Your answer is a single number: how many lines hold the word "männlich"?
-- Begin --
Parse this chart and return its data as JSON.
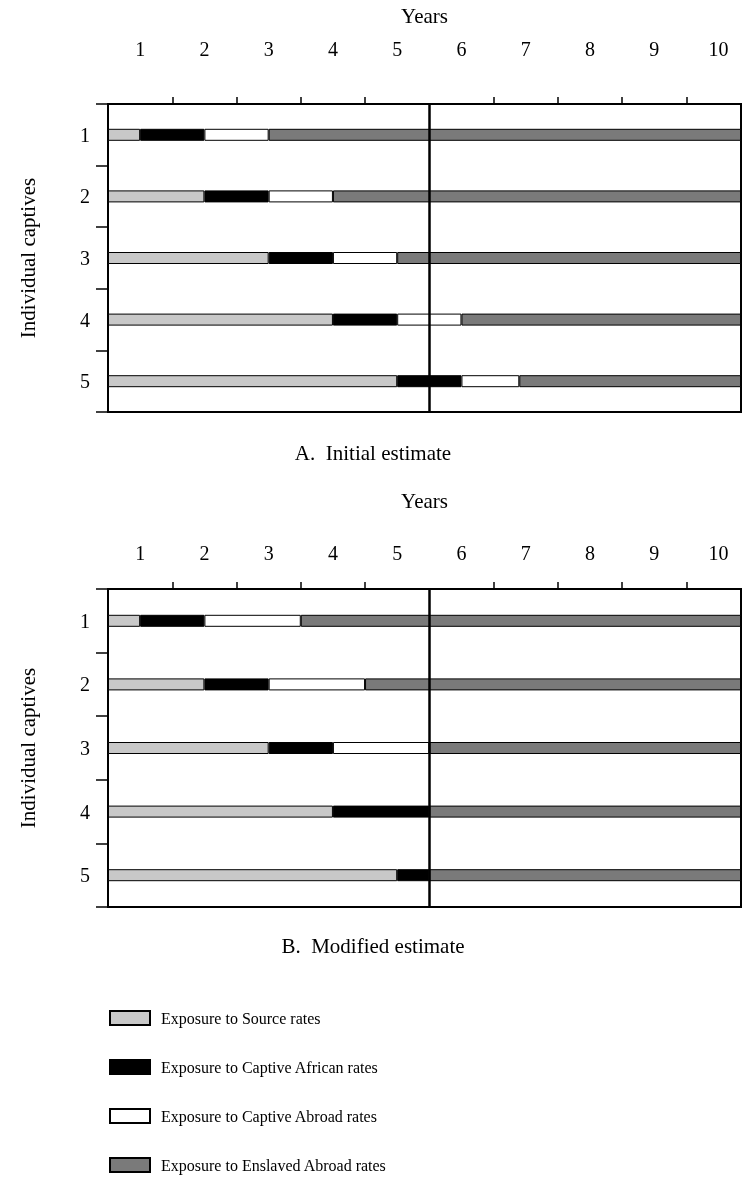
{
  "chart_data": [
    {
      "type": "bar",
      "orientation": "horizontal",
      "stacked": true,
      "title": "A.  Initial estimate",
      "xlabel": "Years",
      "ylabel": "Individual captives",
      "categories": [
        "1",
        "2",
        "3",
        "4",
        "5"
      ],
      "series": [
        {
          "color": "#c8c8c8",
          "values": [
            0.5,
            1.5,
            2.5,
            3.5,
            4.5
          ]
        },
        {
          "color": "#000000",
          "values": [
            1,
            1,
            1,
            1,
            1
          ]
        },
        {
          "color": "#ffffff",
          "values": [
            1,
            1,
            1,
            1,
            0.9
          ]
        },
        {
          "color": "#7a7a7a",
          "values": [
            7.35,
            6.35,
            5.35,
            4.35,
            3.45
          ]
        }
      ],
      "xlim": [
        0,
        9.85
      ],
      "xticks": [
        {
          "value": 0.5,
          "label": "1"
        },
        {
          "value": 1.5,
          "label": "2"
        },
        {
          "value": 2.5,
          "label": "3"
        },
        {
          "value": 3.5,
          "label": "4"
        },
        {
          "value": 4.5,
          "label": "5"
        },
        {
          "value": 5.5,
          "label": "6"
        },
        {
          "value": 6.5,
          "label": "7"
        },
        {
          "value": 7.5,
          "label": "8"
        },
        {
          "value": 8.5,
          "label": "9"
        },
        {
          "value": 9.5,
          "label": "10"
        },
        {
          "value": 1,
          "label": null
        },
        {
          "value": 2,
          "label": null
        },
        {
          "value": 3,
          "label": null
        },
        {
          "value": 4,
          "label": null
        },
        {
          "value": 6,
          "label": null
        },
        {
          "value": 7,
          "label": null
        },
        {
          "value": 8,
          "label": null
        },
        {
          "value": 9,
          "label": null
        }
      ],
      "ref_lines": [
        {
          "axis": "x",
          "value": 5,
          "color": "#000000"
        }
      ],
      "legend": false
    },
    {
      "type": "bar",
      "orientation": "horizontal",
      "stacked": true,
      "title": "B.  Modified estimate",
      "xlabel": "Years",
      "ylabel": "Individual captives",
      "categories": [
        "1",
        "2",
        "3",
        "4",
        "5"
      ],
      "series": [
        {
          "name": "Exposure to Source rates",
          "color": "#c8c8c8",
          "values": [
            0.5,
            1.5,
            2.5,
            3.5,
            4.5
          ]
        },
        {
          "name": "Exposure to Captive African rates",
          "color": "#000000",
          "values": [
            1,
            1,
            1,
            1.5,
            0.5
          ]
        },
        {
          "name": "Exposure to Captive Abroad rates",
          "color": "#ffffff",
          "values": [
            1.5,
            1.5,
            1.5,
            null,
            null
          ]
        },
        {
          "name": "Exposure to Enslaved Abroad rates",
          "color": "#7a7a7a",
          "values": [
            6.85,
            5.85,
            4.85,
            4.85,
            4.85
          ]
        }
      ],
      "xlim": [
        0,
        9.85
      ],
      "xticks": [
        {
          "value": 0.5,
          "label": "1"
        },
        {
          "value": 1.5,
          "label": "2"
        },
        {
          "value": 2.5,
          "label": "3"
        },
        {
          "value": 3.5,
          "label": "4"
        },
        {
          "value": 4.5,
          "label": "5"
        },
        {
          "value": 5.5,
          "label": "6"
        },
        {
          "value": 6.5,
          "label": "7"
        },
        {
          "value": 7.5,
          "label": "8"
        },
        {
          "value": 8.5,
          "label": "9"
        },
        {
          "value": 9.5,
          "label": "10"
        },
        {
          "value": 1,
          "label": null
        },
        {
          "value": 2,
          "label": null
        },
        {
          "value": 3,
          "label": null
        },
        {
          "value": 4,
          "label": null
        },
        {
          "value": 6,
          "label": null
        },
        {
          "value": 7,
          "label": null
        },
        {
          "value": 8,
          "label": null
        },
        {
          "value": 9,
          "label": null
        }
      ],
      "ref_lines": [
        {
          "axis": "x",
          "value": 5,
          "color": "#000000"
        }
      ],
      "legend": "bottom"
    }
  ]
}
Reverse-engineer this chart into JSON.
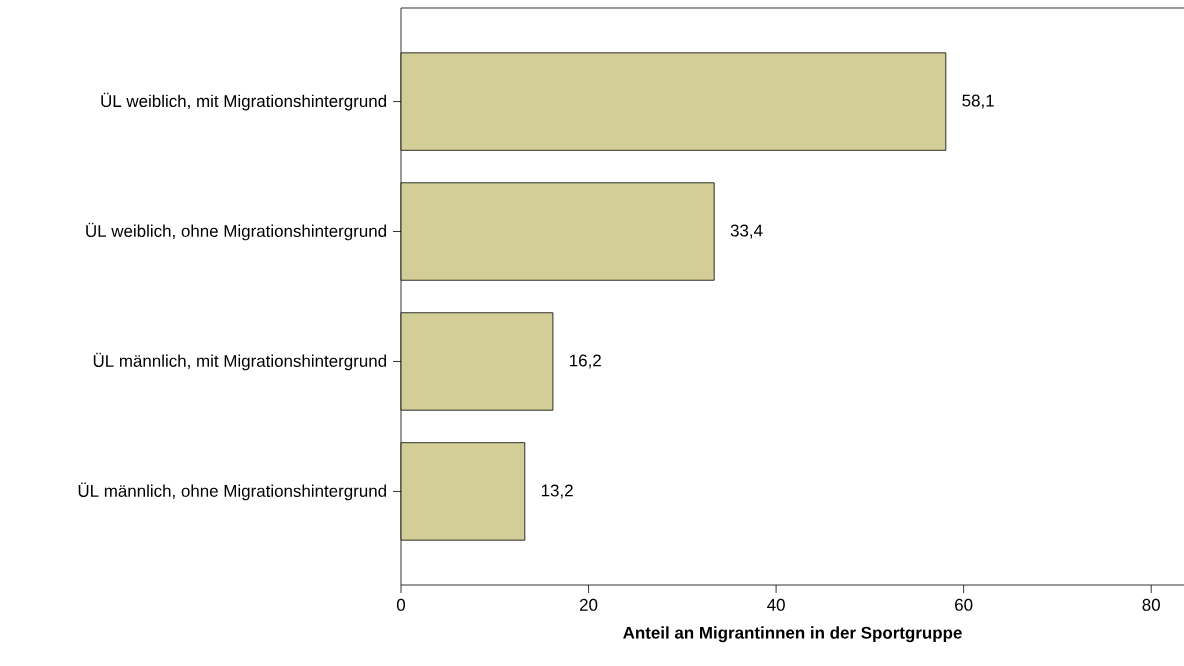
{
  "chart_data": {
    "type": "bar",
    "orientation": "horizontal",
    "categories": [
      "ÜL weiblich, mit Migrationshintergrund",
      "ÜL weiblich, ohne Migrationshintergrund",
      "ÜL männlich, mit Migrationshintergrund",
      "ÜL männlich, ohne Migrationshintergrund"
    ],
    "values": [
      58.1,
      33.4,
      16.2,
      13.2
    ],
    "value_labels": [
      "58,1",
      "33,4",
      "16,2",
      "13,2"
    ],
    "color": "#d3ce97",
    "xlabel": "Anteil an Migrantinnen in der Sportgruppe",
    "xlim": [
      0,
      83.5
    ],
    "xticks": [
      0,
      20,
      40,
      60,
      80
    ]
  }
}
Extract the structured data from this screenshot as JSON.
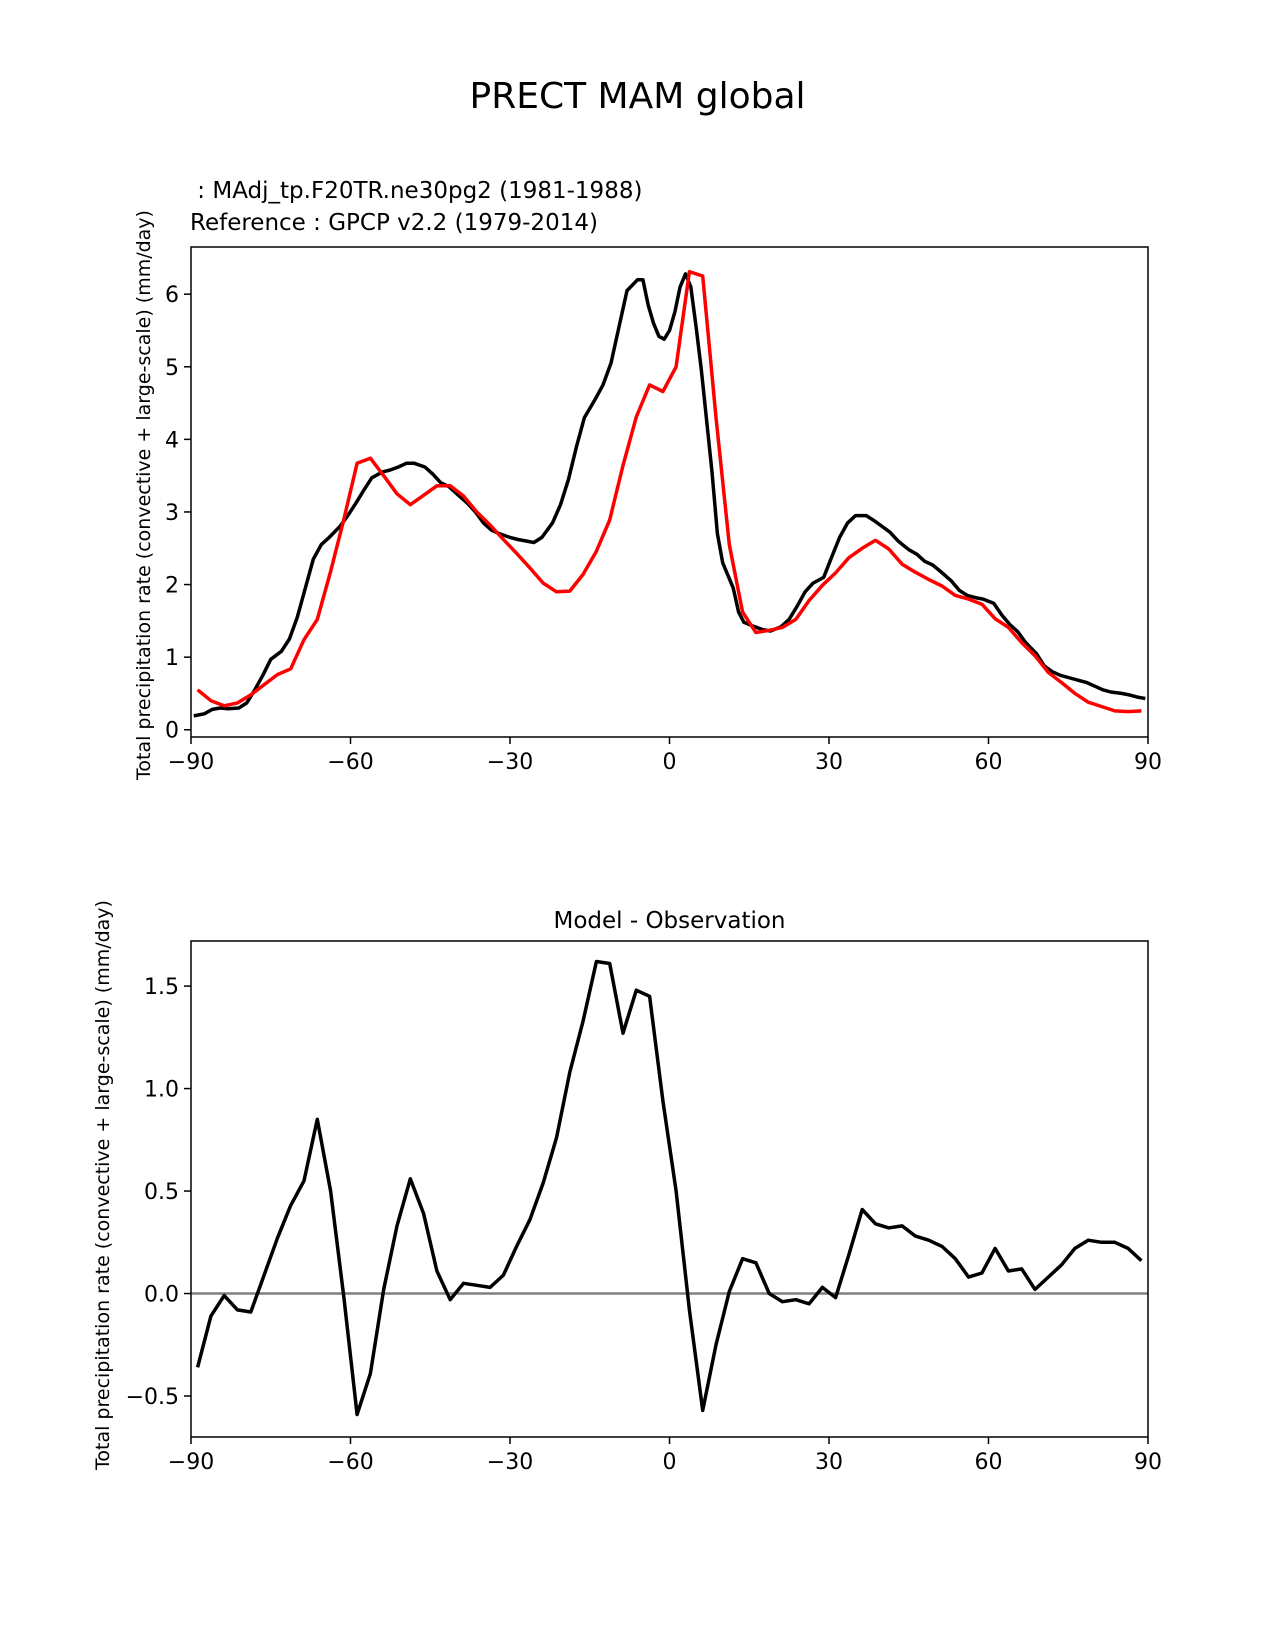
{
  "title": "PRECT MAM global",
  "legend": {
    "test_label": " : MAdj_tp.F20TR.ne30pg2 (1981-1988)",
    "ref_label": "Reference : GPCP v2.2 (1979-2014)",
    "test_color": "#000000",
    "ref_color": "#ff0000"
  },
  "chart_data": [
    {
      "type": "line",
      "title": "",
      "xlabel": "",
      "ylabel": "Total precipitation rate (convective + large-scale) (mm/day)",
      "xlim": [
        -90,
        90
      ],
      "ylim": [
        -0.1,
        6.65
      ],
      "xticks": [
        -90,
        -60,
        -30,
        0,
        30,
        60,
        90
      ],
      "xtick_labels": [
        "−90",
        "−60",
        "−30",
        "0",
        "30",
        "60",
        "90"
      ],
      "yticks": [
        0,
        1,
        2,
        3,
        4,
        5,
        6
      ],
      "ytick_labels": [
        "0",
        "1",
        "2",
        "3",
        "4",
        "5",
        "6"
      ],
      "series": [
        {
          "name": "MAdj_tp.F20TR.ne30pg2 (1981-1988)",
          "color": "#000000",
          "x": [
            -89.5,
            -87.5,
            -86,
            -84.5,
            -83,
            -81,
            -79.5,
            -78,
            -76.5,
            -75,
            -73,
            -71.5,
            -70,
            -68.5,
            -67,
            -65.5,
            -64,
            -62,
            -60.5,
            -59,
            -57.5,
            -56,
            -54,
            -52.5,
            -51,
            -49.5,
            -48,
            -46,
            -44.5,
            -43,
            -41.5,
            -40,
            -38,
            -36.5,
            -35,
            -33.5,
            -32,
            -30,
            -28.5,
            -27,
            -25.5,
            -24,
            -22,
            -20.5,
            -19,
            -17.5,
            -16,
            -14,
            -12.5,
            -11,
            -9.5,
            -8,
            -6,
            -5,
            -4,
            -3,
            -2,
            -1,
            0,
            1,
            2,
            3,
            4,
            5,
            6,
            7,
            8,
            9,
            10,
            12,
            13,
            14,
            16,
            17.5,
            19,
            21,
            22.5,
            24,
            25.5,
            27,
            29,
            30.5,
            32,
            33.5,
            35,
            37,
            38.5,
            40,
            41.5,
            43,
            45,
            46.5,
            48,
            49.5,
            51,
            53,
            54.5,
            56,
            57.5,
            59,
            61,
            62.5,
            64,
            65.5,
            67,
            69,
            70.5,
            72,
            73.5,
            75,
            77,
            78.5,
            80,
            81.5,
            83,
            85,
            86.5,
            88,
            89.5
          ],
          "values": [
            0.19,
            0.22,
            0.28,
            0.3,
            0.29,
            0.3,
            0.37,
            0.55,
            0.75,
            0.97,
            1.08,
            1.25,
            1.55,
            1.95,
            2.35,
            2.55,
            2.65,
            2.8,
            2.95,
            3.12,
            3.3,
            3.47,
            3.55,
            3.58,
            3.62,
            3.67,
            3.67,
            3.62,
            3.52,
            3.4,
            3.35,
            3.25,
            3.12,
            3.0,
            2.85,
            2.75,
            2.7,
            2.65,
            2.62,
            2.6,
            2.58,
            2.65,
            2.85,
            3.1,
            3.45,
            3.9,
            4.3,
            4.55,
            4.75,
            5.05,
            5.55,
            6.05,
            6.2,
            6.2,
            5.85,
            5.6,
            5.42,
            5.38,
            5.5,
            5.75,
            6.1,
            6.28,
            6.1,
            5.55,
            4.95,
            4.25,
            3.55,
            2.7,
            2.3,
            1.95,
            1.62,
            1.48,
            1.42,
            1.38,
            1.36,
            1.42,
            1.52,
            1.7,
            1.9,
            2.02,
            2.1,
            2.38,
            2.65,
            2.85,
            2.95,
            2.95,
            2.88,
            2.8,
            2.72,
            2.6,
            2.48,
            2.42,
            2.32,
            2.27,
            2.18,
            2.05,
            1.92,
            1.85,
            1.82,
            1.8,
            1.74,
            1.58,
            1.45,
            1.35,
            1.2,
            1.05,
            0.88,
            0.8,
            0.75,
            0.72,
            0.68,
            0.65,
            0.6,
            0.55,
            0.52,
            0.5,
            0.48,
            0.45,
            0.43
          ]
        },
        {
          "name": "GPCP v2.2 (1979-2014)",
          "color": "#ff0000",
          "x": [
            -88.75,
            -86.25,
            -83.75,
            -81.25,
            -78.75,
            -76.25,
            -73.75,
            -71.25,
            -68.75,
            -66.25,
            -63.75,
            -61.25,
            -58.75,
            -56.25,
            -53.75,
            -51.25,
            -48.75,
            -46.25,
            -43.75,
            -41.25,
            -38.75,
            -36.25,
            -33.75,
            -31.25,
            -28.75,
            -26.25,
            -23.75,
            -21.25,
            -18.75,
            -16.25,
            -13.75,
            -11.25,
            -8.75,
            -6.25,
            -3.75,
            -1.25,
            1.25,
            3.75,
            6.25,
            8.75,
            11.25,
            13.75,
            16.25,
            18.75,
            21.25,
            23.75,
            26.25,
            28.75,
            31.25,
            33.75,
            36.25,
            38.75,
            41.25,
            43.75,
            46.25,
            48.75,
            51.25,
            53.75,
            56.25,
            58.75,
            61.25,
            63.75,
            66.25,
            68.75,
            71.25,
            73.75,
            76.25,
            78.75,
            81.25,
            83.75,
            86.25,
            88.75
          ],
          "values": [
            0.55,
            0.4,
            0.33,
            0.37,
            0.48,
            0.62,
            0.76,
            0.84,
            1.24,
            1.52,
            2.18,
            2.9,
            3.67,
            3.74,
            3.5,
            3.25,
            3.1,
            3.23,
            3.36,
            3.36,
            3.22,
            3.0,
            2.82,
            2.62,
            2.43,
            2.23,
            2.02,
            1.9,
            1.91,
            2.14,
            2.46,
            2.89,
            3.64,
            4.31,
            4.75,
            4.66,
            5.0,
            6.31,
            6.25,
            4.3,
            2.55,
            1.62,
            1.34,
            1.37,
            1.41,
            1.52,
            1.78,
            1.99,
            2.16,
            2.37,
            2.5,
            2.61,
            2.49,
            2.28,
            2.17,
            2.07,
            1.98,
            1.85,
            1.8,
            1.73,
            1.53,
            1.41,
            1.2,
            1.02,
            0.79,
            0.65,
            0.5,
            0.38,
            0.32,
            0.26,
            0.25,
            0.26
          ]
        }
      ]
    },
    {
      "type": "line",
      "title": "Model - Observation",
      "xlabel": "",
      "ylabel": "Total precipitation rate (convective + large-scale) (mm/day)",
      "xlim": [
        -90,
        90
      ],
      "ylim": [
        -0.7,
        1.72
      ],
      "xticks": [
        -90,
        -60,
        -30,
        0,
        30,
        60,
        90
      ],
      "xtick_labels": [
        "−90",
        "−60",
        "−30",
        "0",
        "30",
        "60",
        "90"
      ],
      "yticks": [
        -0.5,
        0.0,
        0.5,
        1.0,
        1.5
      ],
      "ytick_labels": [
        "−0.5",
        "0.0",
        "0.5",
        "1.0",
        "1.5"
      ],
      "zero_line_color": "#808080",
      "series": [
        {
          "name": "Model - Observation",
          "color": "#000000",
          "x": [
            -88.75,
            -86.25,
            -83.75,
            -81.25,
            -78.75,
            -76.25,
            -73.75,
            -71.25,
            -68.75,
            -66.25,
            -63.75,
            -61.25,
            -58.75,
            -56.25,
            -53.75,
            -51.25,
            -48.75,
            -46.25,
            -43.75,
            -41.25,
            -38.75,
            -36.25,
            -33.75,
            -31.25,
            -28.75,
            -26.25,
            -23.75,
            -21.25,
            -18.75,
            -16.25,
            -13.75,
            -11.25,
            -8.75,
            -6.25,
            -3.75,
            -1.25,
            1.25,
            3.75,
            6.25,
            8.75,
            11.25,
            13.75,
            16.25,
            18.75,
            21.25,
            23.75,
            26.25,
            28.75,
            31.25,
            33.75,
            36.25,
            38.75,
            41.25,
            43.75,
            46.25,
            48.75,
            51.25,
            53.75,
            56.25,
            58.75,
            61.25,
            63.75,
            66.25,
            68.75,
            71.25,
            73.75,
            76.25,
            78.75,
            81.25,
            83.75,
            86.25,
            88.75
          ],
          "values": [
            -0.36,
            -0.11,
            -0.01,
            -0.08,
            -0.09,
            0.09,
            0.27,
            0.43,
            0.55,
            0.85,
            0.5,
            -0.02,
            -0.59,
            -0.39,
            0.02,
            0.33,
            0.56,
            0.39,
            0.11,
            -0.03,
            0.05,
            0.04,
            0.03,
            0.09,
            0.23,
            0.36,
            0.54,
            0.76,
            1.08,
            1.33,
            1.62,
            1.61,
            1.27,
            1.48,
            1.45,
            0.94,
            0.5,
            -0.08,
            -0.57,
            -0.25,
            0.01,
            0.17,
            0.15,
            0.0,
            -0.04,
            -0.03,
            -0.05,
            0.03,
            -0.02,
            0.19,
            0.41,
            0.34,
            0.32,
            0.33,
            0.28,
            0.26,
            0.23,
            0.17,
            0.08,
            0.1,
            0.22,
            0.11,
            0.12,
            0.02,
            0.08,
            0.14,
            0.22,
            0.26,
            0.25,
            0.25,
            0.22,
            0.16
          ]
        }
      ]
    }
  ]
}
-- End --
#### [RESPONSE TO THIS EXERCISE]
2